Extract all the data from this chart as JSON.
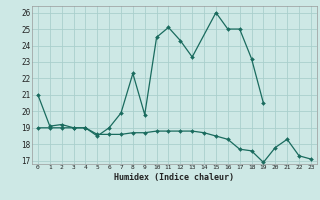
{
  "xlabel": "Humidex (Indice chaleur)",
  "bg_color": "#cde8e5",
  "grid_color": "#aacfcc",
  "line_color": "#1a6b5e",
  "xlim": [
    -0.5,
    23.5
  ],
  "ylim": [
    16.8,
    26.4
  ],
  "yticks": [
    17,
    18,
    19,
    20,
    21,
    22,
    23,
    24,
    25,
    26
  ],
  "xticks": [
    0,
    1,
    2,
    3,
    4,
    5,
    6,
    7,
    8,
    9,
    10,
    11,
    12,
    13,
    14,
    15,
    16,
    17,
    18,
    19,
    20,
    21,
    22,
    23
  ],
  "series1_x": [
    0,
    1,
    2,
    3,
    4,
    5,
    6,
    7,
    8,
    9,
    10,
    11,
    12,
    13,
    15,
    16,
    17,
    18,
    19
  ],
  "series1_y": [
    21.0,
    19.1,
    19.2,
    19.0,
    19.0,
    18.5,
    19.0,
    19.9,
    22.3,
    19.8,
    24.5,
    25.1,
    24.3,
    23.3,
    26.0,
    25.0,
    25.0,
    23.2,
    20.5
  ],
  "series2_x": [
    0,
    1,
    2,
    3,
    4,
    5,
    6,
    7,
    8,
    9,
    10,
    11,
    12,
    13,
    14,
    15,
    16,
    17,
    18,
    19,
    20,
    21,
    22,
    23
  ],
  "series2_y": [
    19.0,
    19.0,
    19.0,
    19.0,
    19.0,
    18.6,
    18.6,
    18.6,
    18.7,
    18.7,
    18.8,
    18.8,
    18.8,
    18.8,
    18.7,
    18.5,
    18.3,
    17.7,
    17.6,
    16.9,
    17.8,
    18.3,
    17.3,
    17.1
  ]
}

▶ **Work to do**: Omitting all images, print the listing exactly.

▶ **In response**:
Extract all the data from this chart as JSON.
{
  "xlabel": "Humidex (Indice chaleur)",
  "bg_color": "#cde8e5",
  "grid_color": "#aacfcc",
  "line_color": "#1a6b5e",
  "xlim": [
    -0.5,
    23.5
  ],
  "ylim": [
    16.8,
    26.4
  ],
  "yticks": [
    17,
    18,
    19,
    20,
    21,
    22,
    23,
    24,
    25,
    26
  ],
  "xticks": [
    0,
    1,
    2,
    3,
    4,
    5,
    6,
    7,
    8,
    9,
    10,
    11,
    12,
    13,
    14,
    15,
    16,
    17,
    18,
    19,
    20,
    21,
    22,
    23
  ],
  "series1_x": [
    0,
    1,
    2,
    3,
    4,
    5,
    6,
    7,
    8,
    9,
    10,
    11,
    12,
    13,
    15,
    16,
    17,
    18,
    19
  ],
  "series1_y": [
    21.0,
    19.1,
    19.2,
    19.0,
    19.0,
    18.5,
    19.0,
    19.9,
    22.3,
    19.8,
    24.5,
    25.1,
    24.3,
    23.3,
    26.0,
    25.0,
    25.0,
    23.2,
    20.5
  ],
  "series2_x": [
    0,
    1,
    2,
    3,
    4,
    5,
    6,
    7,
    8,
    9,
    10,
    11,
    12,
    13,
    14,
    15,
    16,
    17,
    18,
    19,
    20,
    21,
    22,
    23
  ],
  "series2_y": [
    19.0,
    19.0,
    19.0,
    19.0,
    19.0,
    18.6,
    18.6,
    18.6,
    18.7,
    18.7,
    18.8,
    18.8,
    18.8,
    18.8,
    18.7,
    18.5,
    18.3,
    17.7,
    17.6,
    16.9,
    17.8,
    18.3,
    17.3,
    17.1
  ]
}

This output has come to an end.